(Data excerpts):

===

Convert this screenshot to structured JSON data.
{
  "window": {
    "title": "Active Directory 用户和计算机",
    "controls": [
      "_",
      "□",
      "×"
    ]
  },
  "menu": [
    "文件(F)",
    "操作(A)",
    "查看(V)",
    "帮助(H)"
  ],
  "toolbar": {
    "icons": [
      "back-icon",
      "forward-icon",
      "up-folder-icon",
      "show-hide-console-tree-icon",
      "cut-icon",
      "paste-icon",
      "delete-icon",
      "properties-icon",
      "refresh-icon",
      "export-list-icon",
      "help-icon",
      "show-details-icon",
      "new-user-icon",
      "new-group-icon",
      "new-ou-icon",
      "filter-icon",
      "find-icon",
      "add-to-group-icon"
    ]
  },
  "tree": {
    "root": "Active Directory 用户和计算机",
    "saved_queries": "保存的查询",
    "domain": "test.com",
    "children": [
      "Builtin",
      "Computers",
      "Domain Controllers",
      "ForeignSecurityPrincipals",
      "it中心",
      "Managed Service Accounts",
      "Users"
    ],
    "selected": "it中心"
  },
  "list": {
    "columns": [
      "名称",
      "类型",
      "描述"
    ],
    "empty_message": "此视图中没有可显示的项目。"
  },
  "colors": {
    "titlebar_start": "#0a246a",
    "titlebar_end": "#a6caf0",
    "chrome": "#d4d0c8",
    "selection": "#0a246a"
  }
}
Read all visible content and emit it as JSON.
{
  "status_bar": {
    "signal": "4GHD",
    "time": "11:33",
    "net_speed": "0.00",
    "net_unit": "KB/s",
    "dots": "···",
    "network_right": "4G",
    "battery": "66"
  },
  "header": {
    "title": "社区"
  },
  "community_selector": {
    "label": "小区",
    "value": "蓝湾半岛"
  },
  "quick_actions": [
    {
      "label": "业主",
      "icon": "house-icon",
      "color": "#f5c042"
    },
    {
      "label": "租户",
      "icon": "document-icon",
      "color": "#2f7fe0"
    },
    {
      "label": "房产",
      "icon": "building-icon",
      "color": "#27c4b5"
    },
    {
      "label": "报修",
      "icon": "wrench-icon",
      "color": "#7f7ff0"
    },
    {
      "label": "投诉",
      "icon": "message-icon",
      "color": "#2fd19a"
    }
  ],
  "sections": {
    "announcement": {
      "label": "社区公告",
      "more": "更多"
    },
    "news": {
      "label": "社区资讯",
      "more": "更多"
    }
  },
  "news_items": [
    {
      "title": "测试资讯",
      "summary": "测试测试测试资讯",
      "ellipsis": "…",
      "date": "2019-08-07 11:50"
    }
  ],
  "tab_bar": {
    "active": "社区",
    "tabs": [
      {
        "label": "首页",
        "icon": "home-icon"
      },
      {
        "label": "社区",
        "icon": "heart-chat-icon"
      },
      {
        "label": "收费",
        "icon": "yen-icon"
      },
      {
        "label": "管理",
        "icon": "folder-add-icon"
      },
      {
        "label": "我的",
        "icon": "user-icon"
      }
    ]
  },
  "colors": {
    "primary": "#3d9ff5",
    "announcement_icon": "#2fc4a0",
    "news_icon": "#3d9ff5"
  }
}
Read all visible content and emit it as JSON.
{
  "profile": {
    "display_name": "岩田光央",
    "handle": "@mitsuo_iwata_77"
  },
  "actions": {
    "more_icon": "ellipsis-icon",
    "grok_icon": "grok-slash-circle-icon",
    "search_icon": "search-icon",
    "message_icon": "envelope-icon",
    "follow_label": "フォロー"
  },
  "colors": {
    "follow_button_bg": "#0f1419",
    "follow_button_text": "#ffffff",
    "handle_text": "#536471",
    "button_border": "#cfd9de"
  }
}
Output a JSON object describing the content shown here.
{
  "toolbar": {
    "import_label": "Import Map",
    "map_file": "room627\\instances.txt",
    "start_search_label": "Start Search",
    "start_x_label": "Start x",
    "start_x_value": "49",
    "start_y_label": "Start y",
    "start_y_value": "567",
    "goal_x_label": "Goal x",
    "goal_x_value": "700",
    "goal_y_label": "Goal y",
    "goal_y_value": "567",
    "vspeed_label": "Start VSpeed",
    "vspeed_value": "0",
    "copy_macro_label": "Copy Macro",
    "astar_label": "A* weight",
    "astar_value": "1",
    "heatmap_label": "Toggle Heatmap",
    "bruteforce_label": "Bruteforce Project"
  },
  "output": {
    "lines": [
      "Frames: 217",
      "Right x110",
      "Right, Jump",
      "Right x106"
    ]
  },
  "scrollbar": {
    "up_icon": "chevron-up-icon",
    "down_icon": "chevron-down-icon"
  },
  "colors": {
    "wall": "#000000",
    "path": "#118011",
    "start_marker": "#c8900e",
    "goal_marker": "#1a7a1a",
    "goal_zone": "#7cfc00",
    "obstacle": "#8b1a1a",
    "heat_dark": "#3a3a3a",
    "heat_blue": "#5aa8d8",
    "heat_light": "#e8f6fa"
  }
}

===

(Task requirements): Find the line containing "Output a JSON" in the material above. Print it and every line after it through the end, exactly and only those.

(The completed task):
Output a JSON object describing the content shown here.
{
  "toolbar": {
    "import_label": "Import Map",
    "map_file": "room627\\instances.txt",
    "start_search_label": "Start Search",
    "start_x_label": "Start x",
    "start_x_value": "49",
    "start_y_label": "Start y",
    "start_y_value": "567",
    "goal_x_label": "Goal x",
    "goal_x_value": "700",
    "goal_y_label": "Goal y",
    "goal_y_value": "567",
    "vspeed_label": "Start VSpeed",
    "vspeed_value": "0",
    "copy_macro_label": "Copy Macro",
    "astar_label": "A* weight",
    "astar_value": "1",
    "heatmap_label": "Toggle Heatmap",
    "bruteforce_label": "Bruteforce Project"
  },
  "output": {
    "lines": [
      "Frames: 217",
      "Right x110",
      "Right, Jump",
      "Right x106"
    ]
  },
  "scrollbar": {
    "up_icon": "chevron-up-icon",
    "down_icon": "chevron-down-icon"
  },
  "colors": {
    "wall": "#000000",
    "path": "#118011",
    "start_marker": "#c8900e",
    "goal_marker": "#1a7a1a",
    "goal_zone": "#7cfc00",
    "obstacle": "#8b1a1a",
    "heat_dark": "#3a3a3a",
    "heat_blue": "#5aa8d8",
    "heat_light": "#e8f6fa"
  }
}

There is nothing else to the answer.